Dataset items:
◇ ◇ ◇ ◇ ◇
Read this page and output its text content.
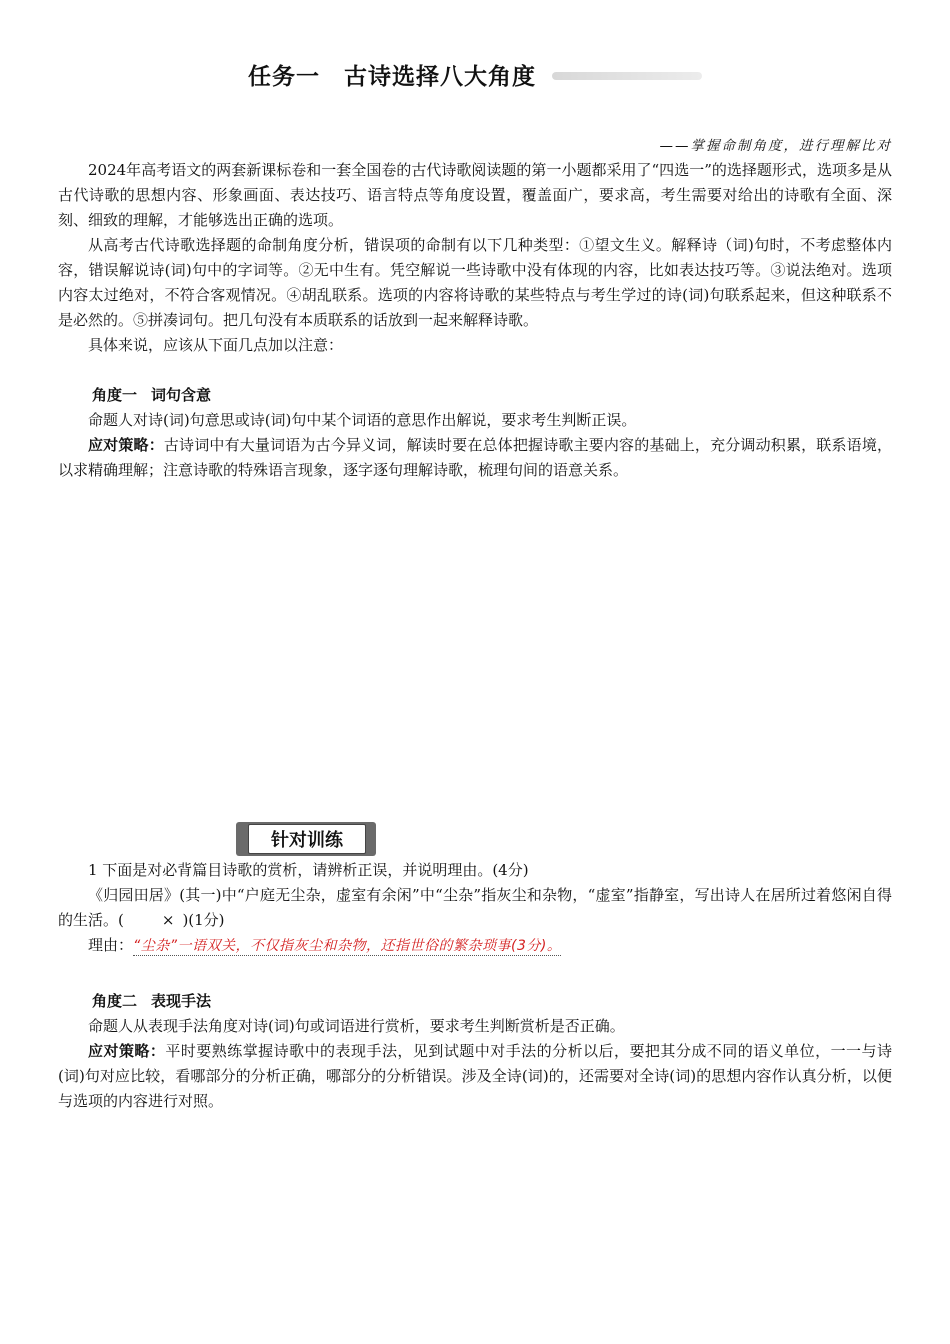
任务一　古诗选择八大角度
——掌握命制角度，进行理解比对

2024年高考语文的两套新课标卷和一套全国卷的古代诗歌阅读题的第一小题都采用了“四选一”的选择题形式，选项多是从古代诗歌的思想内容、形象画面、表达技巧、语言特点等角度设置，覆盖面广，要求高，考生需要对给出的诗歌有全面、深刻、细致的理解，才能够选出正确的选项。

从高考古代诗歌选择题的命制角度分析，错误项的命制有以下几种类型：①望文生义。解释诗（词)句时，不考虑整体内容，错误解说诗(词)句中的字词等。②无中生有。凭空解说一些诗歌中没有体现的内容，比如表达技巧等。③说法绝对。选项内容太过绝对，不符合客观情况。④胡乱联系。选项的内容将诗歌的某些特点与考生学过的诗(词)句联系起来，但这种联系不是必然的。⑤拼凑词句。把几句没有本质联系的话放到一起来解释诗歌。

具体来说，应该从下面几点加以注意：

角度一 词句含意

命题人对诗(词)句意思或诗(词)句中某个词语的意思作出解说，要求考生判断正误。

应对策略：古诗词中有大量词语为古今异义词，解读时要在总体把握诗歌主要内容的基础上，充分调动积累，联系语境，以求精确理解；注意诗歌的特殊语言现象，逐字逐句理解诗歌，梳理句间的语意关系。

针对训练

1 下面是对必背篇目诗歌的赏析，请辨析正误，并说明理由。(4分)

《归园田居》(其一)中“户庭无尘杂，虚室有余闲”中“尘杂”指灰尘和杂物，“虚室”指静室，写出诗人在居所过着悠闲自得的生活。(	× )(1分)

理由：“尘杂”一语双关，不仅指灰尘和杂物，还指世俗的繁杂琐事(3分)。

角度二 表现手法

命题人从表现手法角度对诗(词)句或词语进行赏析，要求考生判断赏析是否正确。

应对策略：平时要熟练掌握诗歌中的表现手法，见到试题中对手法的分析以后，要把其分成不同的语义单位，一一与诗(词)句对应比较，看哪部分的分析正确，哪部分的分析错误。涉及全诗(词)的，还需要对全诗(词)的思想内容作认真分析，以便与选项的内容进行对照。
◇ ◇ ◇ ◇ ◇
* Challenge
With the pictures omitted, reproduce the records in full and exactly.

* Exercise answer
Read this page and output its text content.
任务一　古诗选择八大角度
——掌握命制角度，进行理解比对

2024年高考语文的两套新课标卷和一套全国卷的古代诗歌阅读题的第一小题都采用了“四选一”的选择题形式，选项多是从古代诗歌的思想内容、形象画面、表达技巧、语言特点等角度设置，覆盖面广，要求高，考生需要对给出的诗歌有全面、深刻、细致的理解，才能够选出正确的选项。

从高考古代诗歌选择题的命制角度分析，错误项的命制有以下几种类型：①望文生义。解释诗（词)句时，不考虑整体内容，错误解说诗(词)句中的字词等。②无中生有。凭空解说一些诗歌中没有体现的内容，比如表达技巧等。③说法绝对。选项内容太过绝对，不符合客观情况。④胡乱联系。选项的内容将诗歌的某些特点与考生学过的诗(词)句联系起来，但这种联系不是必然的。⑤拼凑词句。把几句没有本质联系的话放到一起来解释诗歌。

具体来说，应该从下面几点加以注意：

角度一 词句含意

命题人对诗(词)句意思或诗(词)句中某个词语的意思作出解说，要求考生判断正误。

应对策略：古诗词中有大量词语为古今异义词，解读时要在总体把握诗歌主要内容的基础上，充分调动积累，联系语境，以求精确理解；注意诗歌的特殊语言现象，逐字逐句理解诗歌，梳理句间的语意关系。

针对训练

1 下面是对必背篇目诗歌的赏析，请辨析正误，并说明理由。(4分)

《归园田居》(其一)中“户庭无尘杂，虚室有余闲”中“尘杂”指灰尘和杂物，“虚室”指静室，写出诗人在居所过着悠闲自得的生活。(	× )(1分)

理由：“尘杂”一语双关，不仅指灰尘和杂物，还指世俗的繁杂琐事(3分)。

角度二 表现手法

命题人从表现手法角度对诗(词)句或词语进行赏析，要求考生判断赏析是否正确。

应对策略：平时要熟练掌握诗歌中的表现手法，见到试题中对手法的分析以后，要把其分成不同的语义单位，一一与诗(词)句对应比较，看哪部分的分析正确，哪部分的分析错误。涉及全诗(词)的，还需要对全诗(词)的思想内容作认真分析，以便与选项的内容进行对照。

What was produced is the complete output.